───── Data supplied ─────
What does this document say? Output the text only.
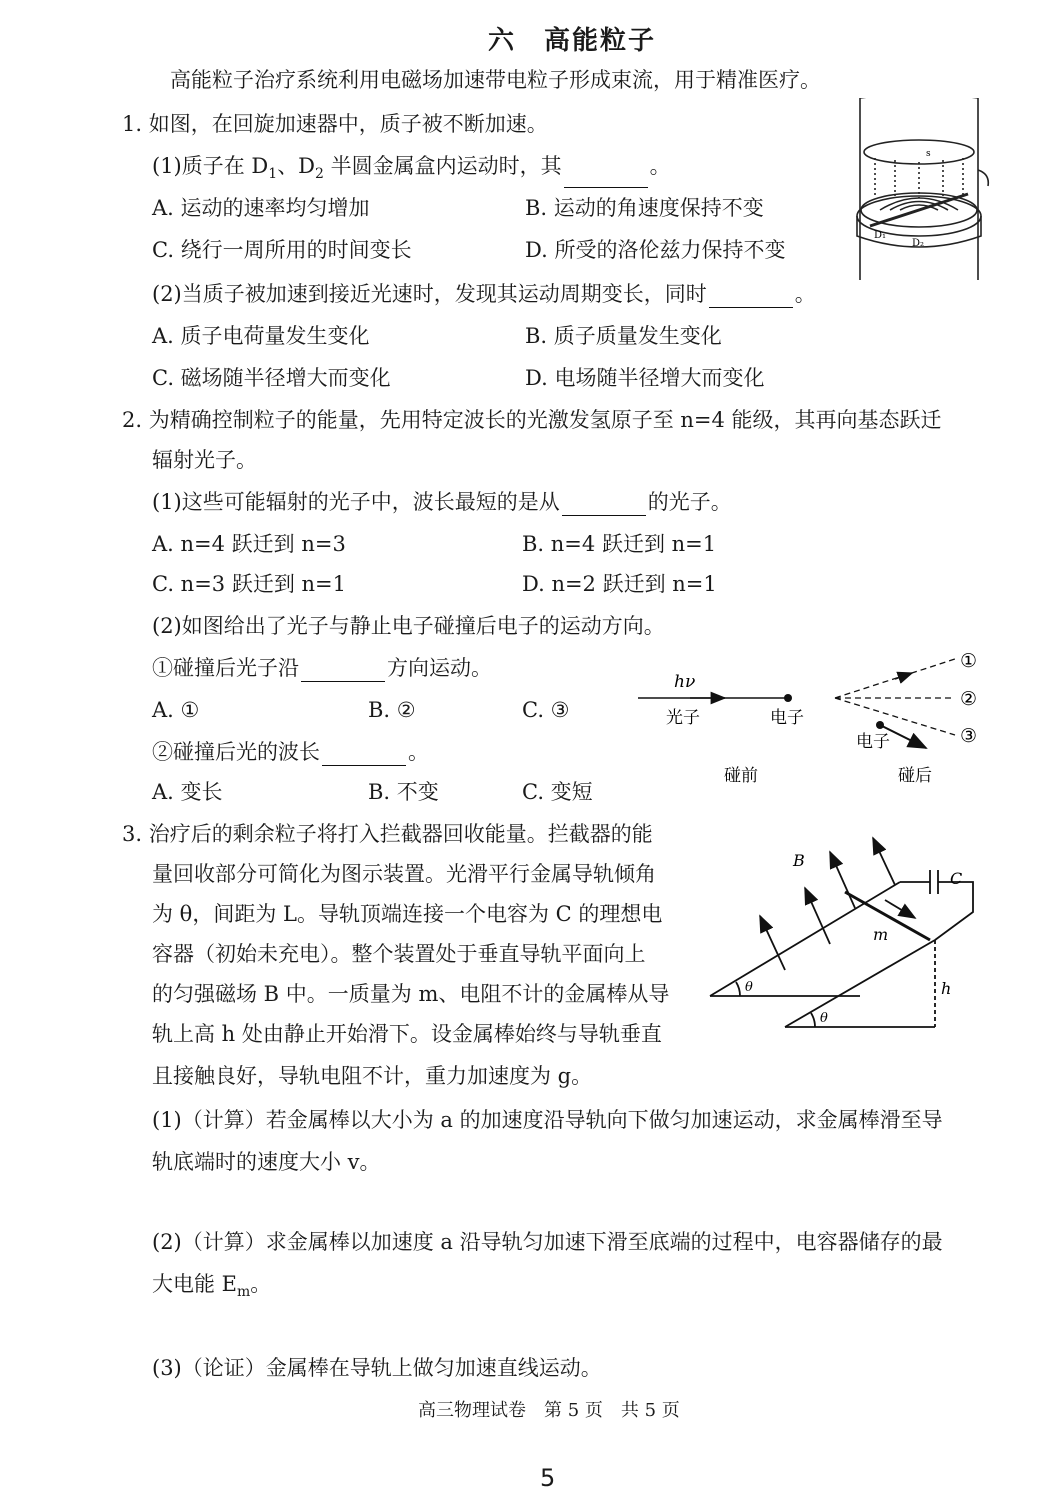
六　高能粒子
高能粒子治疗系统利用电磁场加速带电粒子形成束流，用于精准医疗。
1. 如图，在回旋加速器中，质子被不断加速。
(1)质子在 $D_1$、$D_2$ 半圆金属盒内运动时，其	。
A. 运动的速率均匀增加	B. 运动的角速度保持不变
C. 绕行一周所用的时间变长	D. 所受的洛伦兹力保持不变
(2)当质子被加速到接近光速时，发现其运动周期变长，同时	。
A. 质子电荷量发生变化	B. 质子质量发生变化
C. 磁场随半径增大而变化	D. 电场随半径增大而变化
D₁
D₂
s
2. 为精确控制粒子的能量，先用特定波长的光激发氢原子至 n=4 能级，其再向基态跃迁
辐射光子。
(1)这些可能辐射的光子中，波长最短的是从	的光子。
A. n=4 跃迁到 n=3	B. n=4 跃迁到 n=1
C. n=3 跃迁到 n=1	D. n=2 跃迁到 n=1
(2)如图给出了光子与静止电子碰撞后电子的运动方向。
①碰撞后光子沿	方向运动。
A. ①	B. ②	C. ③
②碰撞后光的波长	。
A. 变长	B. 不变	C. 变短
hν
光子	电子
①
②
③
电子
碰前	碰后
3. 治疗后的剩余粒子将打入拦截器回收能量。拦截器的能
量回收部分可简化为图示装置。光滑平行金属导轨倾角
为 θ，间距为 L。导轨顶端连接一个电容为 C 的理想电
容器（初始未充电）。整个装置处于垂直导轨平面向上
的匀强磁场 B 中。一质量为 m、电阻不计的金属棒从导
轨上高 h 处由静止开始滑下。设金属棒始终与导轨垂直
且接触良好，导轨电阻不计，重力加速度为 g。
B
C
m
h
θ
θ
(1)（计算）若金属棒以大小为 a 的加速度沿导轨向下做匀加速运动，求金属棒滑至导
轨底端时的速度大小 v。
(2)（计算）求金属棒以加速度 a 沿导轨匀加速下滑至底端的过程中，电容器储存的最
大电能 $E_m$。
(3)（论证）金属棒在导轨上做匀加速直线运动。
高三物理试卷　第 5 页　共 5 页
5
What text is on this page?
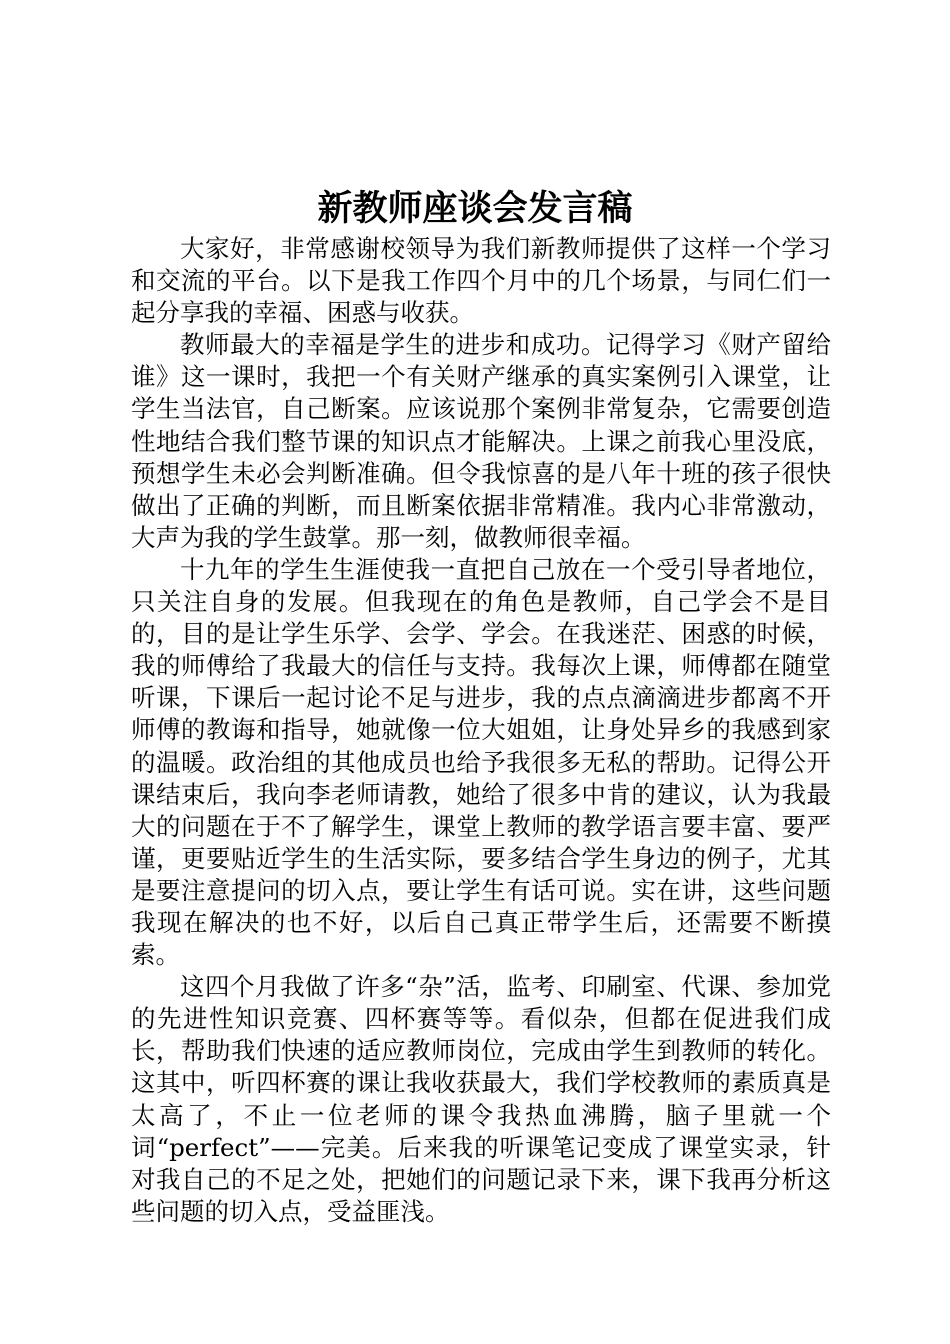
新教师座谈会发言稿

大家好，非常感谢校领导为我们新教师提供了这样一个学习和交流的平台。以下是我工作四个月中的几个场景，与同仁们一起分享我的幸福、困惑与收获。

教师最大的幸福是学生的进步和成功。记得学习《财产留给谁》这一课时，我把一个有关财产继承的真实案例引入课堂，让学生当法官，自己断案。应该说那个案例非常复杂，它需要创造性地结合我们整节课的知识点才能解决。上课之前我心里没底，预想学生未必会判断准确。但令我惊喜的是八年十班的孩子很快做出了正确的判断，而且断案依据非常精准。我内心非常激动，大声为我的学生鼓掌。那一刻，做教师很幸福。

十九年的学生生涯使我一直把自己放在一个受引导者地位，只关注自身的发展。但我现在的角色是教师，自己学会不是目的，目的是让学生乐学、会学、学会。在我迷茫、困惑的时候，我的师傅给了我最大的信任与支持。我每次上课，师傅都在随堂听课，下课后一起讨论不足与进步，我的点点滴滴进步都离不开师傅的教诲和指导，她就像一位大姐姐，让身处异乡的我感到家的温暖。政治组的其他成员也给予我很多无私的帮助。记得公开课结束后，我向李老师请教，她给了很多中肯的建议，认为我最大的问题在于不了解学生，课堂上教师的教学语言要丰富、要严谨，更要贴近学生的生活实际，要多结合学生身边的例子，尤其是要注意提问的切入点，要让学生有话可说。实在讲，这些问题我现在解决的也不好，以后自己真正带学生后，还需要不断摸索。

这四个月我做了许多“杂”活，监考、印刷室、代课、参加党的先进性知识竞赛、四杯赛等等。看似杂，但都在促进我们成长，帮助我们快速的适应教师岗位，完成由学生到教师的转化。这其中，听四杯赛的课让我收获最大，我们学校教师的素质真是太高了，不止一位老师的课令我热血沸腾，脑子里就一个词“perfect”——完美。后来我的听课笔记变成了课堂实录，针对我自己的不足之处，把她们的问题记录下来，课下我再分析这些问题的切入点，受益匪浅。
─────
Written request: Go through the listing above and write it all out exactly, leaving out any picture.

Answer for this exercise:
What does this document say? Output the text only.
六　高能粒子
高能粒子治疗系统利用电磁场加速带电粒子形成束流，用于精准医疗。
1. 如图，在回旋加速器中，质子被不断加速。
(1)质子在 $D_1$、$D_2$ 半圆金属盒内运动时，其	。
A. 运动的速率均匀增加	B. 运动的角速度保持不变
C. 绕行一周所用的时间变长	D. 所受的洛伦兹力保持不变
(2)当质子被加速到接近光速时，发现其运动周期变长，同时	。
A. 质子电荷量发生变化	B. 质子质量发生变化
C. 磁场随半径增大而变化	D. 电场随半径增大而变化
D₁
D₂
s
2. 为精确控制粒子的能量，先用特定波长的光激发氢原子至 n=4 能级，其再向基态跃迁
辐射光子。
(1)这些可能辐射的光子中，波长最短的是从	的光子。
A. n=4 跃迁到 n=3	B. n=4 跃迁到 n=1
C. n=3 跃迁到 n=1	D. n=2 跃迁到 n=1
(2)如图给出了光子与静止电子碰撞后电子的运动方向。
①碰撞后光子沿	方向运动。
A. ①	B. ②	C. ③
②碰撞后光的波长	。
A. 变长	B. 不变	C. 变短
hν
光子	电子
①
②
③
电子
碰前	碰后
3. 治疗后的剩余粒子将打入拦截器回收能量。拦截器的能
量回收部分可简化为图示装置。光滑平行金属导轨倾角
为 θ，间距为 L。导轨顶端连接一个电容为 C 的理想电
容器（初始未充电）。整个装置处于垂直导轨平面向上
的匀强磁场 B 中。一质量为 m、电阻不计的金属棒从导
轨上高 h 处由静止开始滑下。设金属棒始终与导轨垂直
且接触良好，导轨电阻不计，重力加速度为 g。
B
C
m
h
θ
θ
(1)（计算）若金属棒以大小为 a 的加速度沿导轨向下做匀加速运动，求金属棒滑至导
轨底端时的速度大小 v。
(2)（计算）求金属棒以加速度 a 沿导轨匀加速下滑至底端的过程中，电容器储存的最
大电能 $E_m$。
(3)（论证）金属棒在导轨上做匀加速直线运动。
高三物理试卷　第 5 页　共 5 页
5
What text is on this page?
新教师座谈会发言稿

大家好，非常感谢校领导为我们新教师提供了这样一个学习和交流的平台。以下是我工作四个月中的几个场景，与同仁们一起分享我的幸福、困惑与收获。

教师最大的幸福是学生的进步和成功。记得学习《财产留给谁》这一课时，我把一个有关财产继承的真实案例引入课堂，让学生当法官，自己断案。应该说那个案例非常复杂，它需要创造性地结合我们整节课的知识点才能解决。上课之前我心里没底，预想学生未必会判断准确。但令我惊喜的是八年十班的孩子很快做出了正确的判断，而且断案依据非常精准。我内心非常激动，大声为我的学生鼓掌。那一刻，做教师很幸福。

十九年的学生生涯使我一直把自己放在一个受引导者地位，只关注自身的发展。但我现在的角色是教师，自己学会不是目的，目的是让学生乐学、会学、学会。在我迷茫、困惑的时候，我的师傅给了我最大的信任与支持。我每次上课，师傅都在随堂听课，下课后一起讨论不足与进步，我的点点滴滴进步都离不开师傅的教诲和指导，她就像一位大姐姐，让身处异乡的我感到家的温暖。政治组的其他成员也给予我很多无私的帮助。记得公开课结束后，我向李老师请教，她给了很多中肯的建议，认为我最大的问题在于不了解学生，课堂上教师的教学语言要丰富、要严谨，更要贴近学生的生活实际，要多结合学生身边的例子，尤其是要注意提问的切入点，要让学生有话可说。实在讲，这些问题我现在解决的也不好，以后自己真正带学生后，还需要不断摸索。

这四个月我做了许多“杂”活，监考、印刷室、代课、参加党的先进性知识竞赛、四杯赛等等。看似杂，但都在促进我们成长，帮助我们快速的适应教师岗位，完成由学生到教师的转化。这其中，听四杯赛的课让我收获最大，我们学校教师的素质真是太高了，不止一位老师的课令我热血沸腾，脑子里就一个词“perfect”——完美。后来我的听课笔记变成了课堂实录，针对我自己的不足之处，把她们的问题记录下来，课下我再分析这些问题的切入点，受益匪浅。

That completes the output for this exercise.